Dataset rows:
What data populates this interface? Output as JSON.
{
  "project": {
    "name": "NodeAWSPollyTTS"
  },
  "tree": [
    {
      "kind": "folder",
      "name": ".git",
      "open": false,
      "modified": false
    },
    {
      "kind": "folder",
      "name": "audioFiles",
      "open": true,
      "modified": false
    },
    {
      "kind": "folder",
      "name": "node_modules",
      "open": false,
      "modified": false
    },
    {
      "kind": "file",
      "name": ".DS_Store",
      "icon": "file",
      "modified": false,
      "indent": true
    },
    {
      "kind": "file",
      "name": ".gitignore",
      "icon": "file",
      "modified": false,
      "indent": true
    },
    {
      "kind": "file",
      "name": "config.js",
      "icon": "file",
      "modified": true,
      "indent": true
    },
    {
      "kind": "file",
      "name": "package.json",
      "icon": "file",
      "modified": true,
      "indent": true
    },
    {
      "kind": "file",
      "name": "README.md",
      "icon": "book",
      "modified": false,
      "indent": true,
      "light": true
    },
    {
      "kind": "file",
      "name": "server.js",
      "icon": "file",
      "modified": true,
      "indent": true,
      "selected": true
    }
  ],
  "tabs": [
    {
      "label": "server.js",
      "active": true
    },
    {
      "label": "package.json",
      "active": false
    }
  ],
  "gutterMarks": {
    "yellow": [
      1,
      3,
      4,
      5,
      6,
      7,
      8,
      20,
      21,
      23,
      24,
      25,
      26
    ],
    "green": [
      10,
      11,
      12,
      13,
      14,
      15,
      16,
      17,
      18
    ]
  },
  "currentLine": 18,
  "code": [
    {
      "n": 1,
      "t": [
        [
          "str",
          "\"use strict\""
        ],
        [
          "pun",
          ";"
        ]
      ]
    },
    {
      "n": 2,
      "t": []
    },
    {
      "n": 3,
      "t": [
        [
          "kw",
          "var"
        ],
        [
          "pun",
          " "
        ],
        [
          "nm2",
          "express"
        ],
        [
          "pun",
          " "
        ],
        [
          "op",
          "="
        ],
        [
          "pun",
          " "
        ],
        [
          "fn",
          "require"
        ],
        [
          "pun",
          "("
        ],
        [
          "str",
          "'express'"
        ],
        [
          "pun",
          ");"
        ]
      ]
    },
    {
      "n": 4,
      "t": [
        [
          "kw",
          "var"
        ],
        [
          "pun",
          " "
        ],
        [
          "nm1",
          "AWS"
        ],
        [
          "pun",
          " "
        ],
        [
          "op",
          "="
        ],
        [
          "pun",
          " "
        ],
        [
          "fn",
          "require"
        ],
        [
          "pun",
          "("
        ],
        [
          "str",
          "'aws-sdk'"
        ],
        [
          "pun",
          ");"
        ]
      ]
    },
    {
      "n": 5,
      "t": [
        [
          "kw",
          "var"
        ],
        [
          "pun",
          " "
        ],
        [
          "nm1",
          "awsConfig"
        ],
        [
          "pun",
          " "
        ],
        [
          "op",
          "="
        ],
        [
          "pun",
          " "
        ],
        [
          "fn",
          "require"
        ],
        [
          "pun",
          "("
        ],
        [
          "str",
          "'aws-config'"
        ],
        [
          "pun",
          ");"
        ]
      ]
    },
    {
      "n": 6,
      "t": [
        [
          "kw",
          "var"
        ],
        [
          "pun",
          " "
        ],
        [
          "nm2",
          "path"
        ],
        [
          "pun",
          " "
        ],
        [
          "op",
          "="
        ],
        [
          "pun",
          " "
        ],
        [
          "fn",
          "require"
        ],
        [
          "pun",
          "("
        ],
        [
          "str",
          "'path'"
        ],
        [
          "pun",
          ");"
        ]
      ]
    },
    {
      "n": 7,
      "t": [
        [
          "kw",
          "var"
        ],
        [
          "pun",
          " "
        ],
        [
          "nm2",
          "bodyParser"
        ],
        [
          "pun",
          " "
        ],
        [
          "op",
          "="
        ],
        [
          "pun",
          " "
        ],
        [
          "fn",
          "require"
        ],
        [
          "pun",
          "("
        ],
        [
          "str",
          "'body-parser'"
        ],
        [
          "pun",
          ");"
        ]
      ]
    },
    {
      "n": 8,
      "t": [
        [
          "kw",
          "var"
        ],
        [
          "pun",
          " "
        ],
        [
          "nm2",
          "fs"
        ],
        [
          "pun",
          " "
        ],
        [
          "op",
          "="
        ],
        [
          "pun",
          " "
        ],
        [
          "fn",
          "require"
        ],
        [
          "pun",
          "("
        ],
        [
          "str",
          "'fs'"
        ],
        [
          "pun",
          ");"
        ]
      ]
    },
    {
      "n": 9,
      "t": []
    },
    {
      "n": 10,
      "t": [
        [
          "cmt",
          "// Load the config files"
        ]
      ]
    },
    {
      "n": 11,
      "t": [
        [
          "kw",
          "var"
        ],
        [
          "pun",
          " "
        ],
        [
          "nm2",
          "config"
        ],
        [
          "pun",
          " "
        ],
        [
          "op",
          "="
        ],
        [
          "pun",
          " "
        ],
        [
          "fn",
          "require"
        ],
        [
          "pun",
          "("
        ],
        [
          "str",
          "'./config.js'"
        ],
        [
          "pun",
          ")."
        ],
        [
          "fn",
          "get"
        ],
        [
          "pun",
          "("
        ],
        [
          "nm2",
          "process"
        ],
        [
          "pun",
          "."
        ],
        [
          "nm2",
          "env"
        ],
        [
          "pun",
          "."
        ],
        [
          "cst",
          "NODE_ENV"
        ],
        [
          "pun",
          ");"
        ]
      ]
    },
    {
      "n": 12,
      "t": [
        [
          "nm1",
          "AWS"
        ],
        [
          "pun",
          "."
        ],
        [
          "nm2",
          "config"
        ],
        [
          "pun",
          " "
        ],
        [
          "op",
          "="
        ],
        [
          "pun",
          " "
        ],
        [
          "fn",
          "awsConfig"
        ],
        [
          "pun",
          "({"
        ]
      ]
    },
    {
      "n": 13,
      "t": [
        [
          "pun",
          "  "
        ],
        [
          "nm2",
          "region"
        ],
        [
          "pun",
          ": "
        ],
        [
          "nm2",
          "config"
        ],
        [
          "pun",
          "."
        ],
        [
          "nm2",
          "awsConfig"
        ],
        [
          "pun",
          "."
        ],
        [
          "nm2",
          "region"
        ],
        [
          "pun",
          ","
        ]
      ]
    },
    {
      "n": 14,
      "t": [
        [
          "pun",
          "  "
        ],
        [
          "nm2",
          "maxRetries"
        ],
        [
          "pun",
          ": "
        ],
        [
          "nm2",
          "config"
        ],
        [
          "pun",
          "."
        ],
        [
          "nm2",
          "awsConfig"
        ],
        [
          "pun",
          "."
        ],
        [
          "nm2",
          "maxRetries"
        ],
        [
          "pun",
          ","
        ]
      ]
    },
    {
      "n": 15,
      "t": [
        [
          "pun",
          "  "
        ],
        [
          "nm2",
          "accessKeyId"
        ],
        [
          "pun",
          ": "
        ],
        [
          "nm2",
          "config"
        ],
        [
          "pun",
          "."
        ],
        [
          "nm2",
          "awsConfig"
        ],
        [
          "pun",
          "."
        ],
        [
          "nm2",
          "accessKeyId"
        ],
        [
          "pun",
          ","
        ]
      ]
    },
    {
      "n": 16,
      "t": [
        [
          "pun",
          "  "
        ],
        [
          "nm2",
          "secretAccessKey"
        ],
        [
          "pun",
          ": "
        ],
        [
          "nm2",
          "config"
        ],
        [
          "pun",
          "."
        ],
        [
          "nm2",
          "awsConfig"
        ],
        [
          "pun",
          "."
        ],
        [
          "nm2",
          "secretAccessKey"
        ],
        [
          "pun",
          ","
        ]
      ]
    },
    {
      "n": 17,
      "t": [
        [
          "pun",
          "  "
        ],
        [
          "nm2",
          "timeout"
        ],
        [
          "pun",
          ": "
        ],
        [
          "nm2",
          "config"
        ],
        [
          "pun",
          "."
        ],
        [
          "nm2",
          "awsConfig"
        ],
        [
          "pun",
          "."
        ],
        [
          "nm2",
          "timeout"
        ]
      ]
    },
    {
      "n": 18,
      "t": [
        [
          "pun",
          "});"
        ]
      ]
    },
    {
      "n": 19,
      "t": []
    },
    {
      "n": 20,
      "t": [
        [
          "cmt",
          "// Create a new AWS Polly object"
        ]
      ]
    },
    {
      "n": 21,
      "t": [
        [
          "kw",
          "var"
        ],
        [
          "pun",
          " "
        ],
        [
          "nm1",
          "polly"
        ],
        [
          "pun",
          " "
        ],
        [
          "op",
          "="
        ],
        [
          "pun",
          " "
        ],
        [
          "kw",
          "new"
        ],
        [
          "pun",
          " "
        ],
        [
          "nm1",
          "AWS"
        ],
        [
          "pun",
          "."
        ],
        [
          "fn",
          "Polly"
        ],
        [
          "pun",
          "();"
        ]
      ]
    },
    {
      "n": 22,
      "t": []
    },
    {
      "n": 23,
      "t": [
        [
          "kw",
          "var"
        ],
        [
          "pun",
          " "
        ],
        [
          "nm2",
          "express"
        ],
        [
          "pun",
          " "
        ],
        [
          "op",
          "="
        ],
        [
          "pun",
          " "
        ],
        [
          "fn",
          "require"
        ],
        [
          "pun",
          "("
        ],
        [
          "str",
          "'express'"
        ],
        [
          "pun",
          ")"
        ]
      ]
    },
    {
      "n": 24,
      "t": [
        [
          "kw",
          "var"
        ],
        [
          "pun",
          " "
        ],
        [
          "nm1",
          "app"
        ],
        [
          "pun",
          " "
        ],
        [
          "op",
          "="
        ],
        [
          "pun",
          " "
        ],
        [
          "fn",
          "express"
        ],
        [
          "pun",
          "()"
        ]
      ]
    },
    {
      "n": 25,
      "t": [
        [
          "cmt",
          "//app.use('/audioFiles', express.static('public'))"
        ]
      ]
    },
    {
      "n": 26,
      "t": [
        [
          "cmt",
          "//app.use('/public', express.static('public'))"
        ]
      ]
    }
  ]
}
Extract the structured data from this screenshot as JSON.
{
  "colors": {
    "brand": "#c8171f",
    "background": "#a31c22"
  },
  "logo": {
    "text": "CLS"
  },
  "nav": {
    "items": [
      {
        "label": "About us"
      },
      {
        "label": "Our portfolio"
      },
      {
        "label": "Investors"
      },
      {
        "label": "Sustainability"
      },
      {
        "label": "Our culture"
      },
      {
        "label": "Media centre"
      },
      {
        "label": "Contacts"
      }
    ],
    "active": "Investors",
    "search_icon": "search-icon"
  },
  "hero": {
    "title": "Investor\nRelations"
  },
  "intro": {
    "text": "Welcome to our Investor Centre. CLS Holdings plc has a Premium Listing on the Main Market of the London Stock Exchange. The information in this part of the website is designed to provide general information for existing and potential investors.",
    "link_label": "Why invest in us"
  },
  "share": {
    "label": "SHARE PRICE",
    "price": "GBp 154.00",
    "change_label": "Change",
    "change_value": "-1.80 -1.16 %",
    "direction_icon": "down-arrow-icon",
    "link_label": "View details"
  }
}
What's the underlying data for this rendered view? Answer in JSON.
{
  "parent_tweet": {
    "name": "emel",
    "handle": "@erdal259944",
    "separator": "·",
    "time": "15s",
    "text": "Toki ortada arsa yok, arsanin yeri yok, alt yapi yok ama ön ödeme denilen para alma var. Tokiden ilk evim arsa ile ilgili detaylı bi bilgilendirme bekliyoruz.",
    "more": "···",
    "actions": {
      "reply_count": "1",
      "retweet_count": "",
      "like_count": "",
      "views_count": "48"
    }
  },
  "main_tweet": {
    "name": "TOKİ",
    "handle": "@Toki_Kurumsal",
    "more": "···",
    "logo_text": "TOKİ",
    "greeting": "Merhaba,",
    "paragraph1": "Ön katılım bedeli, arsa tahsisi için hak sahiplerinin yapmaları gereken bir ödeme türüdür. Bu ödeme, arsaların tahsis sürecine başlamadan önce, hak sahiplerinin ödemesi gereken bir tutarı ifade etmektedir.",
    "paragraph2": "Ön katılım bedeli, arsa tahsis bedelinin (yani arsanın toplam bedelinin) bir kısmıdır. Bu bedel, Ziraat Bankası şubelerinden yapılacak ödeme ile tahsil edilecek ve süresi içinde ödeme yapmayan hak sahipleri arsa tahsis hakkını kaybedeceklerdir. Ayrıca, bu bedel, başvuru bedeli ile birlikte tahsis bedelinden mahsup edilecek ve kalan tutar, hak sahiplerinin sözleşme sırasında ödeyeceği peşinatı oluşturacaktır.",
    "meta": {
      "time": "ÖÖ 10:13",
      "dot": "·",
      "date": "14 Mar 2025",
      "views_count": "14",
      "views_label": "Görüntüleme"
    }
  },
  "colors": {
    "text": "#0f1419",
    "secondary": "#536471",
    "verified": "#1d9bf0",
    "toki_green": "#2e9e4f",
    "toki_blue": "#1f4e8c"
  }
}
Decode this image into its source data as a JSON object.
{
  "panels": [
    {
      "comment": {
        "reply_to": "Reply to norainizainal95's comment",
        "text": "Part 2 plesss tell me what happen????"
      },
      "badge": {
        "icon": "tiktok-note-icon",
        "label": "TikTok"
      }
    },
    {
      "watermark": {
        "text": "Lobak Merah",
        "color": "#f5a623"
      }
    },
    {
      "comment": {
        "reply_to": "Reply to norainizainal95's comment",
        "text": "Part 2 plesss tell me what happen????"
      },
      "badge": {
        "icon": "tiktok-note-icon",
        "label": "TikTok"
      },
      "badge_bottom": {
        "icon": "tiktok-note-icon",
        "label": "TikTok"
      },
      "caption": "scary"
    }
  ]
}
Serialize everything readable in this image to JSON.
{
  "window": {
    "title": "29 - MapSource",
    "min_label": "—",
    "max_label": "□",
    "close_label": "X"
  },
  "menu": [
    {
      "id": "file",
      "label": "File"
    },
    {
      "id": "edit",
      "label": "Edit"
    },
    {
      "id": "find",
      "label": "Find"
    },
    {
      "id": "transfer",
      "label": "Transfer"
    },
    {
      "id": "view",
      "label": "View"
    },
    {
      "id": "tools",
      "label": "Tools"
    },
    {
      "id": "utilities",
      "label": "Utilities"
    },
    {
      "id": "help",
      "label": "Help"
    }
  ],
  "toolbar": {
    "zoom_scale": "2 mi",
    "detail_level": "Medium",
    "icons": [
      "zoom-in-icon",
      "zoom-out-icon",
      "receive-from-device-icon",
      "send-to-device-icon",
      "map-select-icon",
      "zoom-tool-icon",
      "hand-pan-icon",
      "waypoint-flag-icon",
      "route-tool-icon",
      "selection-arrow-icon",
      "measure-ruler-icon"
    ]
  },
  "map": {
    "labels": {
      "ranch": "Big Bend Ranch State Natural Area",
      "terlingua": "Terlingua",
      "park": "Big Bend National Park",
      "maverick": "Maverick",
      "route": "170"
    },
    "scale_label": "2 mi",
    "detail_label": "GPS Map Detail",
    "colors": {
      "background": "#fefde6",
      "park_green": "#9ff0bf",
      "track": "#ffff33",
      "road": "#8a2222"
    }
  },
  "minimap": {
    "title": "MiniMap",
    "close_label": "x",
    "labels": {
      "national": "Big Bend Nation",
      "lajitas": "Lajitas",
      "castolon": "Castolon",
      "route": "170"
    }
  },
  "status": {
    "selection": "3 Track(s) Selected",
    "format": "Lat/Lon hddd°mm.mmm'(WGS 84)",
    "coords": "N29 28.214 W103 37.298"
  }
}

Problem details: Track down the lines that include the word "katılım" and copy them.

Final result:
    "paragraph1": "Ön katılım bedeli, arsa tahsisi için hak sahiplerinin yapmaları gereken bir ödeme türüdür. Bu ödeme, arsaların tahsis sürecine başlamadan önce, hak sahiplerinin ödemesi gereken bir tutarı ifade etmektedir.",
    "paragraph2": "Ön katılım bedeli, arsa tahsis bedelinin (yani arsanın toplam bedelinin) bir kısmıdır. Bu bedel, Ziraat Bankası şubelerinden yapılacak ödeme ile tahsil edilecek ve süresi içinde ödeme yapmayan hak sahipleri arsa tahsis hakkını kaybedeceklerdir. Ayrıca, bu bedel, başvuru bedeli ile birlikte tahsis bedelinden mahsup edilecek ve kalan tutar, hak sahiplerinin sözleşme sırasında ödeyeceği peşinatı oluşturacaktır.",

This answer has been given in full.